### TASK REQUIREMENTS
Repeat every record exactly, but keep images out of the copy.

### LISTING
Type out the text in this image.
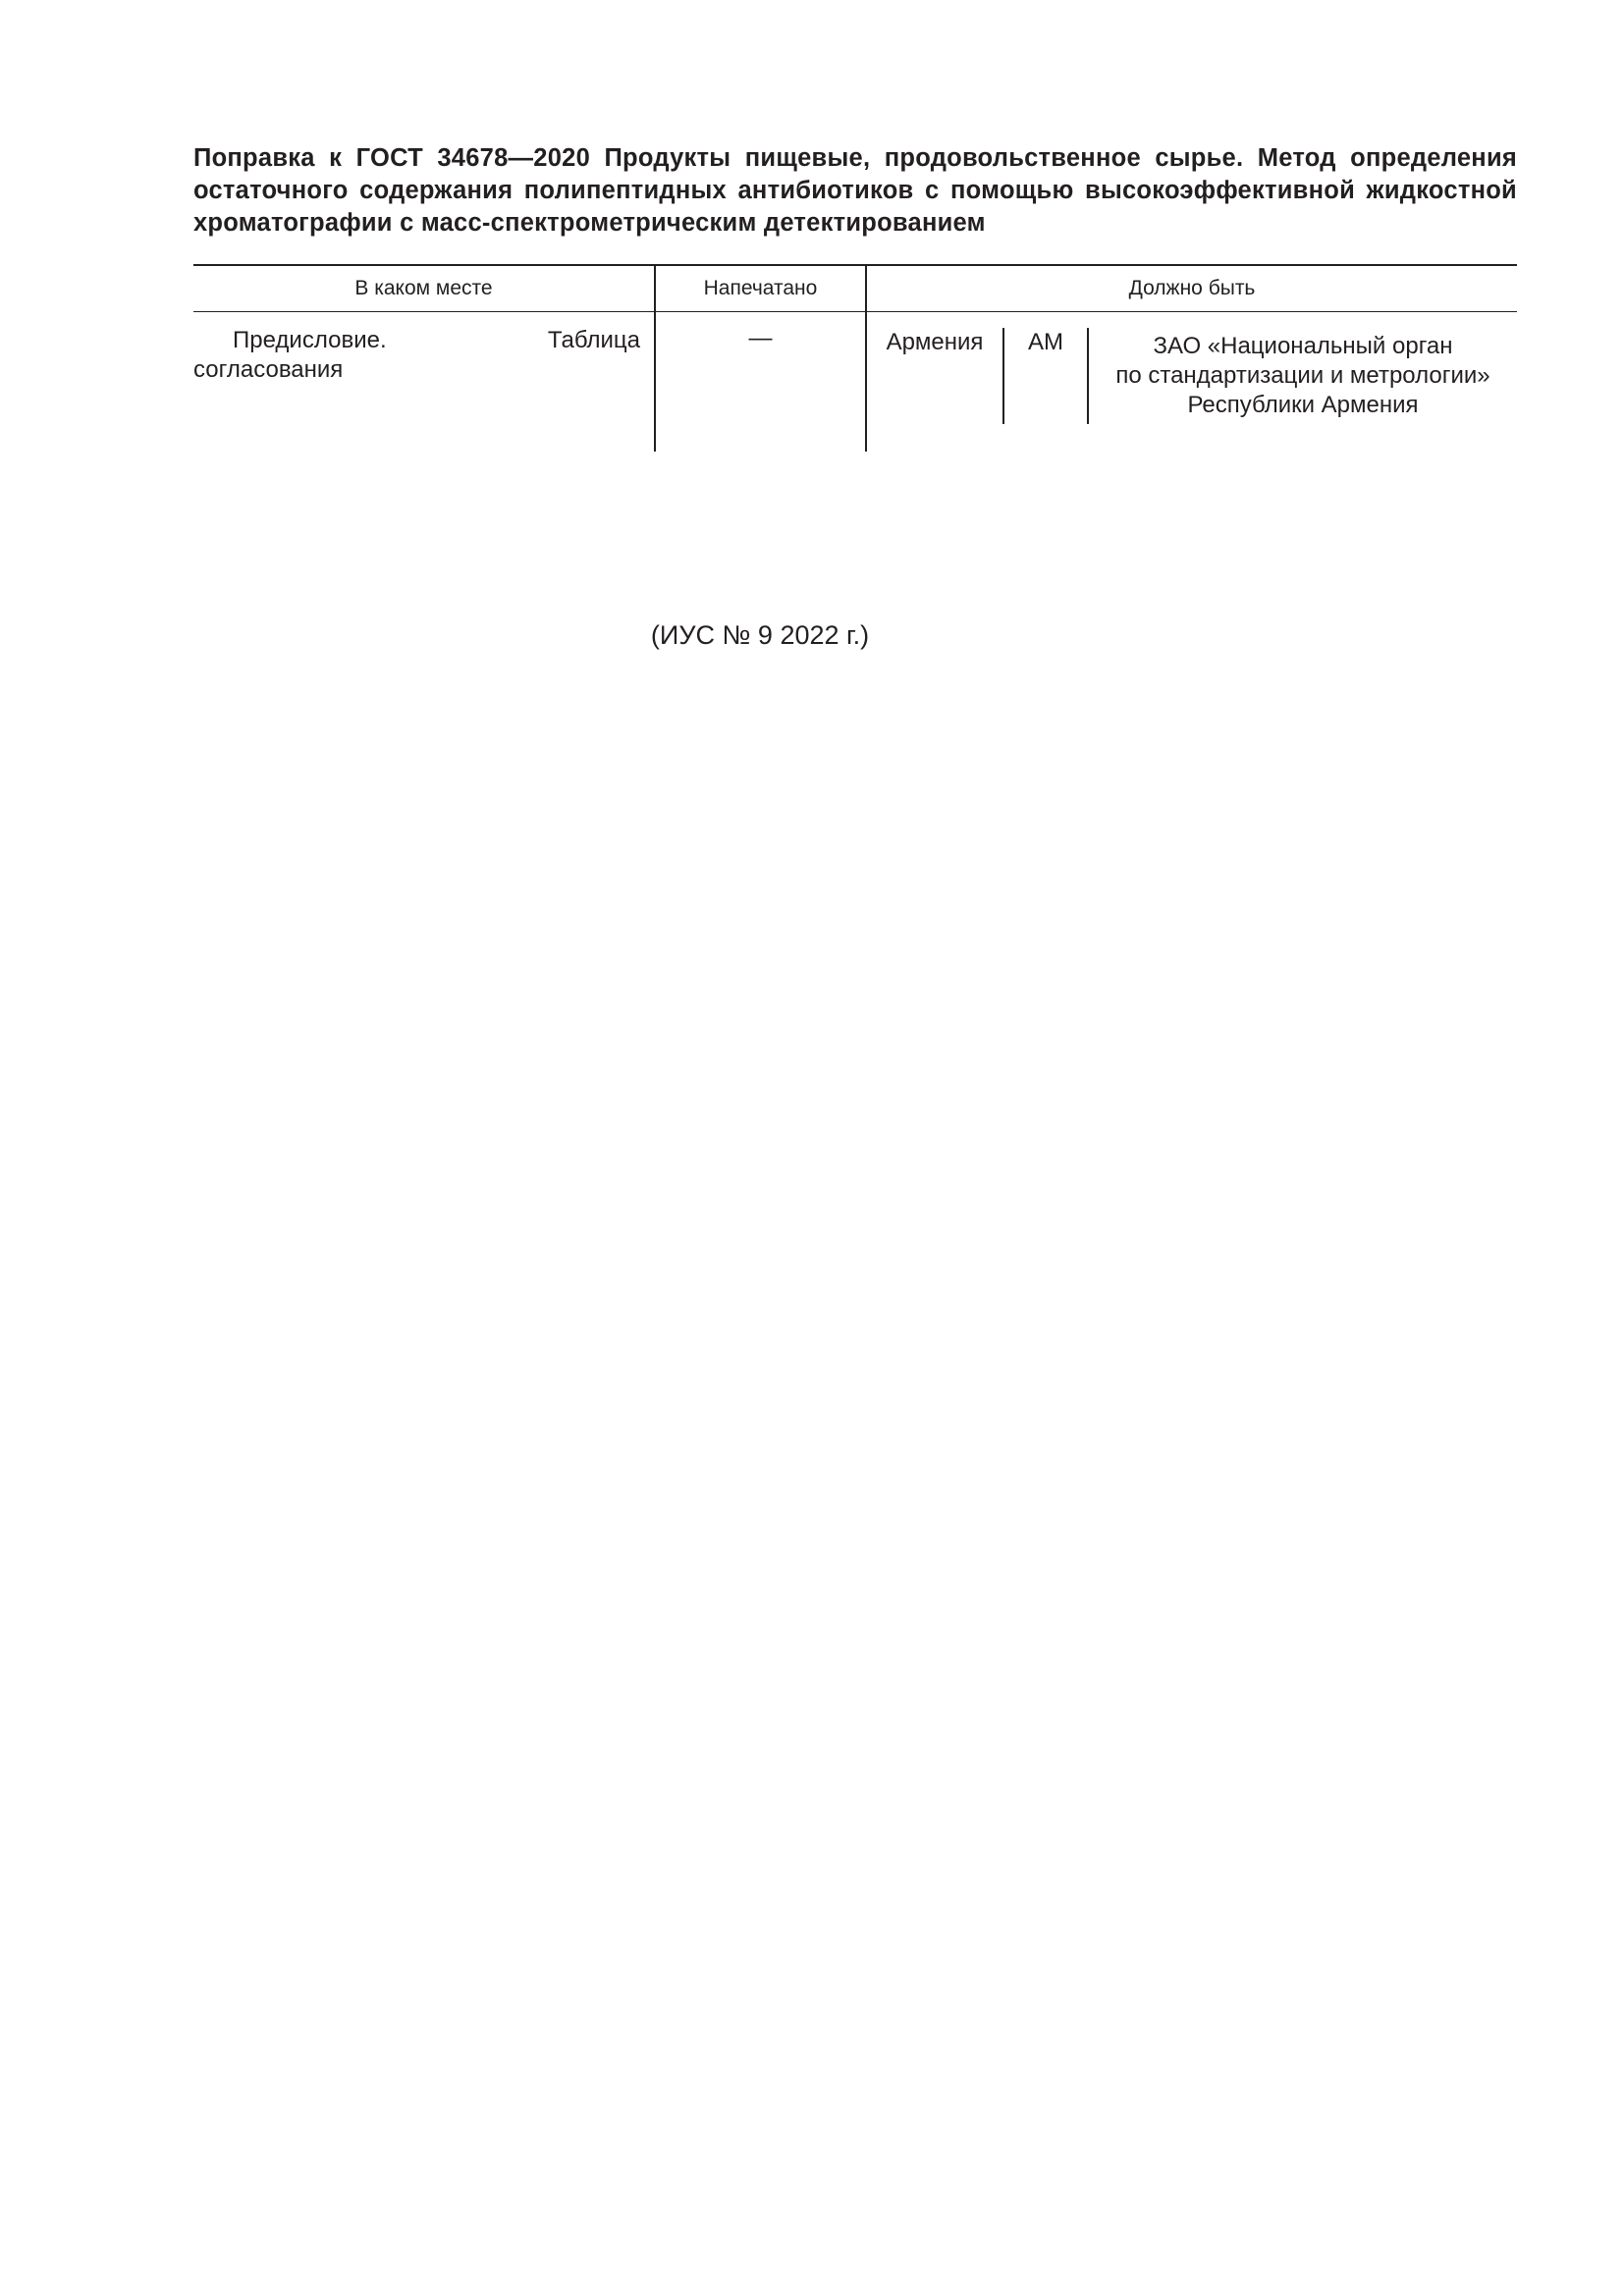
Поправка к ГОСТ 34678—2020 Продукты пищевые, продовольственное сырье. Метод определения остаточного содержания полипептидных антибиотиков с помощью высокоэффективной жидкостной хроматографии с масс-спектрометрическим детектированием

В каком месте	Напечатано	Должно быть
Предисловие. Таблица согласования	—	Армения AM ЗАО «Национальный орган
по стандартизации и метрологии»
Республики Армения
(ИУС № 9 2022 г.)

### SOLUTION FOR THIS PROBLEM
Type out the text in this image.
Поправка к ГОСТ 34678—2020 Продукты пищевые, продовольственное сырье. Метод определения остаточного содержания полипептидных антибиотиков с помощью высокоэффективной жидкостной хроматографии с масс-спектрометрическим детектированием

В каком месте	Напечатано	Должно быть
Предисловие. Таблица согласования	—	Армения AM ЗАО «Национальный орган
по стандартизации и метрологии»
Республики Армения
(ИУС № 9 2022 г.)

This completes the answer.